»»
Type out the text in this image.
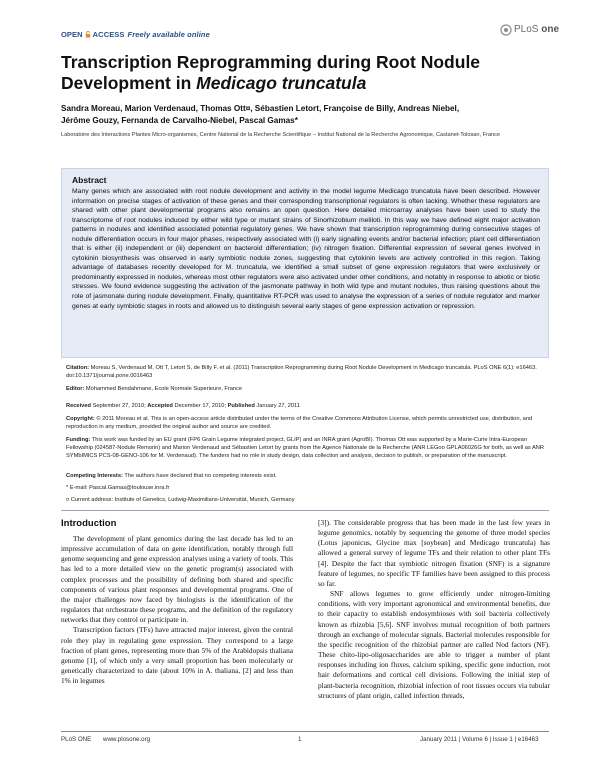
OPEN ACCESS Freely available online	PLoS one
Transcription Reprogramming during Root Nodule Development in Medicago truncatula
Sandra Moreau, Marion Verdenaud, Thomas Ott¤, Sébastien Letort, Françoise de Billy, Andreas Niebel,
Jérôme Gouzy, Fernanda de Carvalho-Niebel, Pascal Gamas*
Laboratoire des Interactions Plantes Micro-organismes, Centre National de la Recherche Scientifique – Institut National de la Recherche Agronomique, Castanet-Tolosan, France
Abstract
Many genes which are associated with root nodule development and activity in the model legume Medicago truncatula have been described. However information on precise stages of activation of these genes and their corresponding transcriptional regulators is often lacking. Whether these regulators are shared with other plant developmental programs also remains an open question. Here detailed microarray analyses have been used to study the transcriptome of root nodules induced by either wild type or mutant strains of Sinorhizobium meliloti. In this way we have defined eight major activation patterns in nodules and identified associated potential regulatory genes. We have shown that transcription reprogramming during consecutive stages of nodule differentiation occurs in four major phases, respectively associated with (i) early signalling events and/or bacterial infection; plant cell differentiation that is either (ii) independent or (iii) dependent on bacteroid differentiation; (iv) nitrogen fixation. Differential expression of several genes involved in cytokinin biosynthesis was observed in early symbiotic nodule zones, suggesting that cytokinin levels are actively controlled in this region. Taking advantage of databases recently developed for M. truncatula, we identified a small subset of gene expression regulators that were exclusively or predominantly expressed in nodules, whereas most other regulators were also activated under other conditions, and notably in response to abiotic or biotic stresses. We found evidence suggesting the activation of the jasmonate pathway in both wild type and mutant nodules, thus raising questions about the role of jasmonate during nodule development. Finally, quantitative RT-PCR was used to analyse the expression of a series of nodule regulator and marker genes at early symbiotic stages in roots and allowed us to distinguish several early stages of gene expression activation or repression.
Citation: Moreau S, Verdenaud M, Ott T, Letort S, de Billy F, et al. (2011) Transcription Reprogramming during Root Nodule Development in Medicago truncatula. PLoS ONE 6(1): e16463. doi:10.1371/journal.pone.0016463
Editor: Mohammed Bendahmane, Ecole Normale Superieure, France
Received September 27, 2010; Accepted December 17, 2010; Published January 27, 2011
Copyright: © 2011 Moreau et al. This is an open-access article distributed under the terms of the Creative Commons Attribution License, which permits unrestricted use, distribution, and reproduction in any medium, provided the original author and source are credited.
Funding: This work was funded by an EU grant (FP6 Grain Legume integrated project, GLIP) and an INRA grant (AgroBI). Thomas Ott was supported by a Marie-Curie Intra-European Fellowship (024587-Nodule Remorin) and Marion Verdenaud and Sébastien Letort by grants from the Agence Nationale de la Recherche (ANR LEGoo GPLA06026G for both, as well as ANR SYMbIMICS PCS-08-GENO-106 for M. Verdenaud). The funders had no role in study design, data collection and analysis, decision to publish, or preparation of the manuscript.
Competing Interests: The authors have declared that no competing interests exist.
* E-mail: Pascal.Gamas@toulouse.inra.fr
¤ Current address: Institute of Genetics, Ludwig-Maximilians-Universität, Munich, Germany
Introduction

The development of plant genomics during the last decade has led to an impressive accumulation of data on gene identification, notably through full genome sequencing and gene expression analyses using a variety of tools. This has led to a more detailed view on the genetic program(s) associated with complex processes and the possibility of defining both shared and specific components of various plant responses and developmental programs. One of the major challenges now faced by biologists is the identification of the regulators that orchestrate these programs, and the definition of the regulatory networks that they control or participate in.

Transcription factors (TFs) have attracted major interest, given the central role they play in regulating gene expression. They correspond to a large fraction of plant genes, representing more than 5% of the Arabidopsis thaliana genome [1], of which only a very small proportion has been molecularly or genetically characterized to date (about 10% in A. thaliana, [2] and less than 1% in legumes

[3]). The considerable progress that has been made in the last few years in legume genomics, notably by sequencing the genome of three model species (Lotus japonicus, Glycine max [soybean] and Medicago truncatula) has allowed a general survey of legume TFs and their relation to other plant TFs [4]. Despite the fact that symbiotic nitrogen fixation (SNF) is a signature feature of legumes, no specific TF families have been assigned to this process so far.

SNF allows legumes to grow efficiently under nitrogen-limiting conditions, with very important agronomical and environmental benefits, due to their capacity to establish endosymbioses with soil bacteria collectively known as rhizobia [5,6]. SNF involves mutual recognition of both partners through an exchange of molecular signals. Bacterial molecules responsible for the specific recognition of the rhizobial partner are called Nod factors (NF). These chito-lipo-oligosaccharides are able to trigger a number of plant responses including ion fluxes, calcium spiking, specific gene induction, root hair deformations and cortical cell divisions. Following the initial step of plant-bacteria recognition, rhizobial infection of root tissues occurs via tubular structures of plant origin, called infection threads,

PLoS ONE www.plosone.org	1	January 2011 | Volume 6 | Issue 1 | e16463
««
Apart from the pictures, write every entry out again exactly.

Type out the text in this image.
OPEN ACCESS Freely available online	PLoS one
Transcription Reprogramming during Root Nodule Development in Medicago truncatula
Sandra Moreau, Marion Verdenaud, Thomas Ott¤, Sébastien Letort, Françoise de Billy, Andreas Niebel,
Jérôme Gouzy, Fernanda de Carvalho-Niebel, Pascal Gamas*
Laboratoire des Interactions Plantes Micro-organismes, Centre National de la Recherche Scientifique – Institut National de la Recherche Agronomique, Castanet-Tolosan, France
Abstract
Many genes which are associated with root nodule development and activity in the model legume Medicago truncatula have been described. However information on precise stages of activation of these genes and their corresponding transcriptional regulators is often lacking. Whether these regulators are shared with other plant developmental programs also remains an open question. Here detailed microarray analyses have been used to study the transcriptome of root nodules induced by either wild type or mutant strains of Sinorhizobium meliloti. In this way we have defined eight major activation patterns in nodules and identified associated potential regulatory genes. We have shown that transcription reprogramming during consecutive stages of nodule differentiation occurs in four major phases, respectively associated with (i) early signalling events and/or bacterial infection; plant cell differentiation that is either (ii) independent or (iii) dependent on bacteroid differentiation; (iv) nitrogen fixation. Differential expression of several genes involved in cytokinin biosynthesis was observed in early symbiotic nodule zones, suggesting that cytokinin levels are actively controlled in this region. Taking advantage of databases recently developed for M. truncatula, we identified a small subset of gene expression regulators that were exclusively or predominantly expressed in nodules, whereas most other regulators were also activated under other conditions, and notably in response to abiotic or biotic stresses. We found evidence suggesting the activation of the jasmonate pathway in both wild type and mutant nodules, thus raising questions about the role of jasmonate during nodule development. Finally, quantitative RT-PCR was used to analyse the expression of a series of nodule regulator and marker genes at early symbiotic stages in roots and allowed us to distinguish several early stages of gene expression activation or repression.
Citation: Moreau S, Verdenaud M, Ott T, Letort S, de Billy F, et al. (2011) Transcription Reprogramming during Root Nodule Development in Medicago truncatula. PLoS ONE 6(1): e16463. doi:10.1371/journal.pone.0016463
Editor: Mohammed Bendahmane, Ecole Normale Superieure, France
Received September 27, 2010; Accepted December 17, 2010; Published January 27, 2011
Copyright: © 2011 Moreau et al. This is an open-access article distributed under the terms of the Creative Commons Attribution License, which permits unrestricted use, distribution, and reproduction in any medium, provided the original author and source are credited.
Funding: This work was funded by an EU grant (FP6 Grain Legume integrated project, GLIP) and an INRA grant (AgroBI). Thomas Ott was supported by a Marie-Curie Intra-European Fellowship (024587-Nodule Remorin) and Marion Verdenaud and Sébastien Letort by grants from the Agence Nationale de la Recherche (ANR LEGoo GPLA06026G for both, as well as ANR SYMbIMICS PCS-08-GENO-106 for M. Verdenaud). The funders had no role in study design, data collection and analysis, decision to publish, or preparation of the manuscript.
Competing Interests: The authors have declared that no competing interests exist.
* E-mail: Pascal.Gamas@toulouse.inra.fr
¤ Current address: Institute of Genetics, Ludwig-Maximilians-Universität, Munich, Germany
Introduction

The development of plant genomics during the last decade has led to an impressive accumulation of data on gene identification, notably through full genome sequencing and gene expression analyses using a variety of tools. This has led to a more detailed view on the genetic program(s) associated with complex processes and the possibility of defining both shared and specific components of various plant responses and developmental programs. One of the major challenges now faced by biologists is the identification of the regulators that orchestrate these programs, and the definition of the regulatory networks that they control or participate in.

Transcription factors (TFs) have attracted major interest, given the central role they play in regulating gene expression. They correspond to a large fraction of plant genes, representing more than 5% of the Arabidopsis thaliana genome [1], of which only a very small proportion has been molecularly or genetically characterized to date (about 10% in A. thaliana, [2] and less than 1% in legumes

[3]). The considerable progress that has been made in the last few years in legume genomics, notably by sequencing the genome of three model species (Lotus japonicus, Glycine max [soybean] and Medicago truncatula) has allowed a general survey of legume TFs and their relation to other plant TFs [4]. Despite the fact that symbiotic nitrogen fixation (SNF) is a signature feature of legumes, no specific TF families have been assigned to this process so far.

SNF allows legumes to grow efficiently under nitrogen-limiting conditions, with very important agronomical and environmental benefits, due to their capacity to establish endosymbioses with soil bacteria collectively known as rhizobia [5,6]. SNF involves mutual recognition of both partners through an exchange of molecular signals. Bacterial molecules responsible for the specific recognition of the rhizobial partner are called Nod factors (NF). These chito-lipo-oligosaccharides are able to trigger a number of plant responses including ion fluxes, calcium spiking, specific gene induction, root hair deformations and cortical cell divisions. Following the initial step of plant-bacteria recognition, rhizobial infection of root tissues occurs via tubular structures of plant origin, called infection threads,

PLoS ONE www.plosone.org	1	January 2011 | Volume 6 | Issue 1 | e16463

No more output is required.